> _Extract provided_:
Re: [Mesa-dev] [PATCH v2 04/32] intel/isl: Make tile logical extents four dimensional

2019-01-29 Thread Nanley Chery
On Fri, Oct 12, 2018 at 01:46:34PM -0500, Jason Ekstrand wrote:
> Reviewed-by: Topi Pohjolainen 
> ---
>  src/intel/isl/isl.c | 36 
>  src/intel/isl/isl.h |  2 +-
>  2 files changed, 25 insertions(+), 13 deletions(-)
> 
> diff --git a/src/intel/isl/isl.c b/src/intel/isl/isl.c
> index a53fbf3da02..6bc96e86cb5 100644
> --- a/src/intel/isl/isl.c
> +++ b/src/intel/isl/isl.c
> @@ -164,7 +164,8 @@ isl_tiling_get_info(enum isl_tiling tiling,
>  struct isl_tile_info *tile_info)
>  {
> const uint32_t bs = format_bpb / 8;
> -   struct isl_extent2d logical_el, phys_B;
> +   struct isl_extent4d logical_el;
> +   struct isl_extent2d phys_B;
>  
> if (tiling != ISL_TILING_LINEAR && !isl_is_pow2(format_bpb)) {
>/* It is possible to have non-power-of-two formats in a tiled buffer.
> @@ -181,25 +182,25 @@ isl_tiling_get_info(enum isl_tiling tiling,
> switch (tiling) {
> case ISL_TILING_LINEAR:
>assert(bs > 0);
> -  logical_el = isl_extent2d(1, 1);
> +  logical_el = isl_extent4d(1, 1, 1, 1);
>phys_B = isl_extent2d(bs, 1);
>break;
>  
> case ISL_TILING_X:
>assert(bs > 0);
> -  logical_el = isl_extent2d(512 / bs, 8);
> +  logical_el = isl_extent4d(512 / bs, 8, 1, 1);
>phys_B = isl_extent2d(512, 8);
>break;
>  
> case ISL_TILING_Y0:
>assert(bs > 0);
> -  logical_el = isl_extent2d(128 / bs, 32);
> +  logical_el = isl_extent4d(128 / bs, 32, 1, 1);
>phys_B = isl_extent2d(128, 32);
>break;
>  
> case ISL_TILING_W:
>assert(bs == 1);
> -  logical_el = isl_extent2d(64, 64);
> +  logical_el = isl_extent4d(64, 64, 1, 1);
>/* From the Broadwell PRM Vol 2d, RENDER_SURFACE_STATE::SurfacePitch:
> *
> *"If the surface is a stencil buffer (and thus has Tile Mode set
> @@ -222,7 +223,7 @@ isl_tiling_get_info(enum isl_tiling tiling,
>unsigned width = 1 << (6 + (ffs(bs) / 2) + (2 * is_Ys));
>unsigned height = 1 << (6 - (ffs(bs) / 2) + (2 * is_Ys));
>  
> -  logical_el = isl_extent2d(width / bs, height);
> +  logical_el = isl_extent4d(width / bs, height, 1, 1);
>phys_B = isl_extent2d(width, height);
>break;
> }
> @@ -233,7 +234,7 @@ isl_tiling_get_info(enum isl_tiling tiling,
> * Y-tiling but actually has two HiZ columns per Y-tiled column.

> _Given instruction 1_: Copy the records verbatim, everything from the line containing "488, 838, 502]" down to the line containing "271, 455, 329]", both lines included.
The Mesa patch thread shown here has no connection to the records.

> _Record excerpts_:
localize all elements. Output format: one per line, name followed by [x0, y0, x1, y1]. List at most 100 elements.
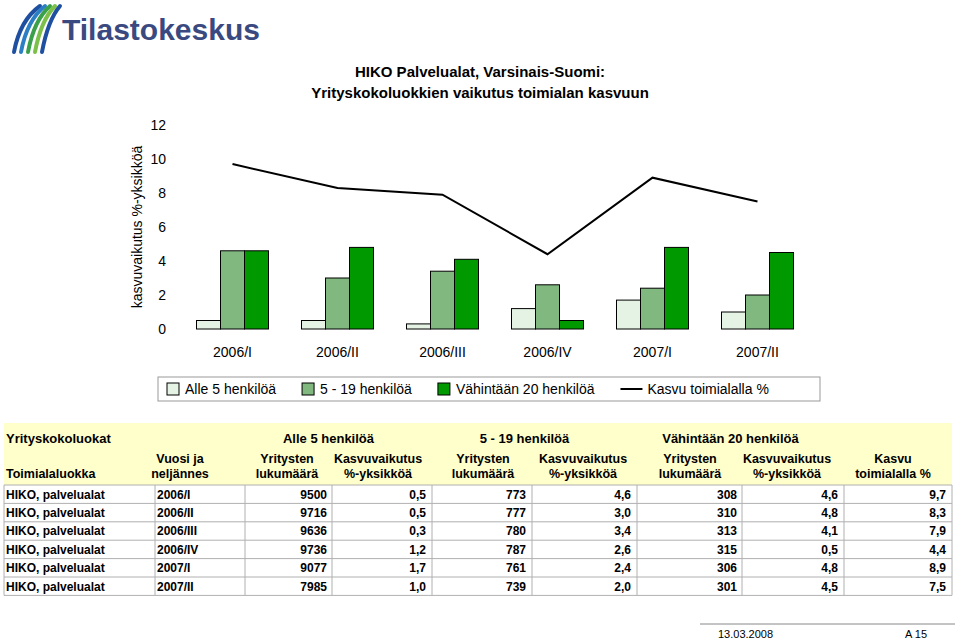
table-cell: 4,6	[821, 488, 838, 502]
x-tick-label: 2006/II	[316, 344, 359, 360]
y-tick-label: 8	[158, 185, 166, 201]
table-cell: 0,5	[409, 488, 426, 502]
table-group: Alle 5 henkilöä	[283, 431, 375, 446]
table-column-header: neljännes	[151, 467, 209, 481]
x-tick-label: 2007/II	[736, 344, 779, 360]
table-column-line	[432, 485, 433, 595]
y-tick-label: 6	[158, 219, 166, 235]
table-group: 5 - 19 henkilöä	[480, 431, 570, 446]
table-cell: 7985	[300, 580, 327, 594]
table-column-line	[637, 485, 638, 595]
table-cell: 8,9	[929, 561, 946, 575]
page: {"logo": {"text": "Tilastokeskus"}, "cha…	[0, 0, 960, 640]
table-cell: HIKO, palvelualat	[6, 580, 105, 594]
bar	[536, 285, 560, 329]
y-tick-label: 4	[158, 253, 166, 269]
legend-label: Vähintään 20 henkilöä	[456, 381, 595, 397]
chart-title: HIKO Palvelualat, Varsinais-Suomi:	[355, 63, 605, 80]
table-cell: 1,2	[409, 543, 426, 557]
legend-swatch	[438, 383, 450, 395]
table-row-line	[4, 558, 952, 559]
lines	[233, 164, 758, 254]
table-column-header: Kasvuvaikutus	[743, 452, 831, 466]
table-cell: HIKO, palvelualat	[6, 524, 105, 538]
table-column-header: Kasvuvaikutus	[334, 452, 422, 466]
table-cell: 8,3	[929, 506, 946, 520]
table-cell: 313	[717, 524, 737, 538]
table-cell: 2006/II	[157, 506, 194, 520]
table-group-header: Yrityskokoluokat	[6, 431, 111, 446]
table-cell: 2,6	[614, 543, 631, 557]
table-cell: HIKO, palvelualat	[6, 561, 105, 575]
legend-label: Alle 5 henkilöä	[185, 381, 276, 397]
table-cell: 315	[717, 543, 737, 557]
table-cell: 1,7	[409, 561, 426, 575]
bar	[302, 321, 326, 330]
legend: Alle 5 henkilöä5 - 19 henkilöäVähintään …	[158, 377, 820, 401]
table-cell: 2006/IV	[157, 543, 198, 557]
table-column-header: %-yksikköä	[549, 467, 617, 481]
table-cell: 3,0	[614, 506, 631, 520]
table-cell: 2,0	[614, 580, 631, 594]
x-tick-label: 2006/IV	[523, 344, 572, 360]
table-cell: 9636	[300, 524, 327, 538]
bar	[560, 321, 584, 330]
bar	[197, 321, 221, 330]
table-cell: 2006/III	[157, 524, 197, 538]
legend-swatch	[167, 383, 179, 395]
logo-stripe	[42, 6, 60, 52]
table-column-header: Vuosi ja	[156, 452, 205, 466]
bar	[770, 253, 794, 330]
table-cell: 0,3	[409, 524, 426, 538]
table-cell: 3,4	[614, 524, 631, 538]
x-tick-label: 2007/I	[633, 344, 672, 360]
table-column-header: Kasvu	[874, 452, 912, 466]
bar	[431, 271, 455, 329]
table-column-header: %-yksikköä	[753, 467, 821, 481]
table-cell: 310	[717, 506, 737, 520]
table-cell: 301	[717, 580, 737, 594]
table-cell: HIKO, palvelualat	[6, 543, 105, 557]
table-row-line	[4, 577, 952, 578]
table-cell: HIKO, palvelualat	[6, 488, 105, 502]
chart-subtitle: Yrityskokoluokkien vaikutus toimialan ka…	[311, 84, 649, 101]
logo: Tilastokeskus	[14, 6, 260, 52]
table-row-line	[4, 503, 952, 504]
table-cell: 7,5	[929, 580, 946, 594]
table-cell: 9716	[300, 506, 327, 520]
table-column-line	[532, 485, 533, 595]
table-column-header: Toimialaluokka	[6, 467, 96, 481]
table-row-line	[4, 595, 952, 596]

> _Given instruction 2_: Carry on the Mesa patch thread from the point where it stops.

> _Expected answer 1_:
table-cell: 4,6	[821, 488, 838, 502]
x-tick-label: 2006/II	[316, 344, 359, 360]
y-tick-label: 8	[158, 185, 166, 201]
table-cell: 0,5	[409, 488, 426, 502]
table-group: Alle 5 henkilöä	[283, 431, 375, 446]
table-column-header: neljännes	[151, 467, 209, 481]
x-tick-label: 2007/II	[736, 344, 779, 360]
table-column-line	[432, 485, 433, 595]
y-tick-label: 6	[158, 219, 166, 235]
table-group: 5 - 19 henkilöä	[480, 431, 570, 446]
table-cell: 7985	[300, 580, 327, 594]
table-column-line	[637, 485, 638, 595]
table-cell: 8,9	[929, 561, 946, 575]
page: {"logo": {"text": "Tilastokeskus"}, "cha…	[0, 0, 960, 640]
table-cell: HIKO, palvelualat	[6, 580, 105, 594]
bar	[536, 285, 560, 329]
y-tick-label: 4	[158, 253, 166, 269]
legend-label: Vähintään 20 henkilöä	[456, 381, 595, 397]
chart-title: HIKO Palvelualat, Varsinais-Suomi:	[355, 63, 605, 80]
table-cell: 1,2	[409, 543, 426, 557]
legend-swatch	[438, 383, 450, 395]
table-row-line	[4, 558, 952, 559]
lines	[233, 164, 758, 254]
table-column-header: Kasvuvaikutus	[743, 452, 831, 466]
table-cell: HIKO, palvelualat	[6, 524, 105, 538]
table-column-header: Kasvuvaikutus	[334, 452, 422, 466]
table-cell: 8,3	[929, 506, 946, 520]
table-cell: 313	[717, 524, 737, 538]
table-cell: 2006/II	[157, 506, 194, 520]
table-group-header: Yrityskokoluokat	[6, 431, 111, 446]
table-cell: 2,6	[614, 543, 631, 557]
table-cell: HIKO, palvelualat	[6, 561, 105, 575]
legend-label: Alle 5 henkilöä	[185, 381, 276, 397]
table-cell: 315	[717, 543, 737, 557]
table-cell: 1,7	[409, 561, 426, 575]
bar	[302, 321, 326, 330]
legend: Alle 5 henkilöä5 - 19 henkilöäVähintään …	[158, 377, 820, 401]
table-cell: 2006/IV	[157, 543, 198, 557]
table-column-header: %-yksikköä	[549, 467, 617, 481]
table-cell: 3,0	[614, 506, 631, 520]
table-cell: 2,0	[614, 580, 631, 594]
x-tick-label: 2006/IV	[523, 344, 572, 360]
table-cell: 9636	[300, 524, 327, 538]
bar	[560, 321, 584, 330]
bar	[197, 321, 221, 330]
table-cell: 2006/III	[157, 524, 197, 538]
legend-swatch	[167, 383, 179, 395]
logo-stripe	[42, 6, 60, 52]
table-column-header: Vuosi ja	[156, 452, 205, 466]
bar	[770, 253, 794, 330]
table-cell: 0,3	[409, 524, 426, 538]
table-cell: 3,4	[614, 524, 631, 538]
x-tick-label: 2007/I	[633, 344, 672, 360]
table-column-header: Kasvu	[874, 452, 912, 466]
bar	[431, 271, 455, 329]

> _Expected answer 2_:
> */
>assert(bs == 16);
> -  logical_el = isl_extent2d(16, 16);
> +  logical_el = isl_extent4d(16, 16, 1, 1);
>phys_B = isl_extent2d(128, 32);
>break;
>  
> @@ -256,7 +257,7 @@ isl_tiling_get_info(enum isl_tiling tiling,
> * is 128x256 elements.
> */
>assert(format_bpb == 1 || format_bpb == 2);
> -  logical_el = isl_extent2d(128, 256 / format_bpb);
> +  logical_el = isl_extent4d(128, 256 / format_bpb, 1, 1);
>phys_B = isl_extent2d(128, 32);
>break;
>  
> @@ -2307,7 +2308,10 @@ isl_tiling_get_intratile_offset_el(enum isl_tiling 
> tiling,
> struct isl_tile_info tile_info;
> isl_tiling_get_info(tiling, bpb, _info);
>  
> +   /* Pitches must make sense with the tiling */
> assert(row_pitch_B % tile_info.phys_extent_B.width == 0);
> +   assert(array_pitch_el_rows % tile_info.logical_extent_el.d == 0);
> +   assert(array_pitch_el_rows % tile_info.logical_extent_el.a == 0);

I'm guessing this is assertion is simply here for the divide operation
below.

>  
> /* For non-power-of-two formats, we need the address to be both tile and
>  * element-aligned.  The easiest way to achieve this is to work with a 
> tile
> @@ -2324,14 +2328,22 @@ isl_tiling_get_intratile_offset_el(enum isl_tiling 
> tiling,
> /* Compute the offset into the tile */
> *x_offset_el = total_x_offset_el % tile_info.logical_extent_el.w;
> *y_offset_el = total_y_offset_el % tile_info.logical_extent_el.h;
> -   assert(total_z_offset_el == 0);
> -   assert(total_array_offset == 0);
> -   *z_offset_el = 0;
> -   *array_offset = 0;
> +   *z_offset_el = total_z_offset_el % tile_info.logical_extent_el.d;
> +   *array_offset = total_array_offset % tile_info.logical_extent_el.a;
>  
> /* Compute the offset of the tile in units of whole tiles */
> uint32_t x_offset_tl = total_x_offset_el / tile_info.logical_extent_el.w;
> uint32_t y_offset_tl = total_y_offset_el / tile_info.logical_extent_el.h;
> +   uint32_t z_offset_tl = total_z_offset_el / tile_info.logical_extent_el.d;
> +   uint32_t a_offset_tl = total_array_offset / tile_info.logical_extent_el.a;
> +
> +   /* Compute an array pitch in number of tiles */
> +   uint32_t array_pitch_tl_rows =
> +  array_pitch_el_rows / MAX2(tile_info.logical_extent_el.d,
> + tile_info.logical_extent_el.a);

Shouldn't we be dividing the array pitch by the tile height?

-Nanley

> +
> +   /* Add the Z and array offset to the Y offset to get a 2D offset */
> +   y_offset_tl += 

Re: [Mesa-dev] [PATCH 3/8] i965: Faking the ETC2 compression on Gen < 8 GPUs using two miptrees.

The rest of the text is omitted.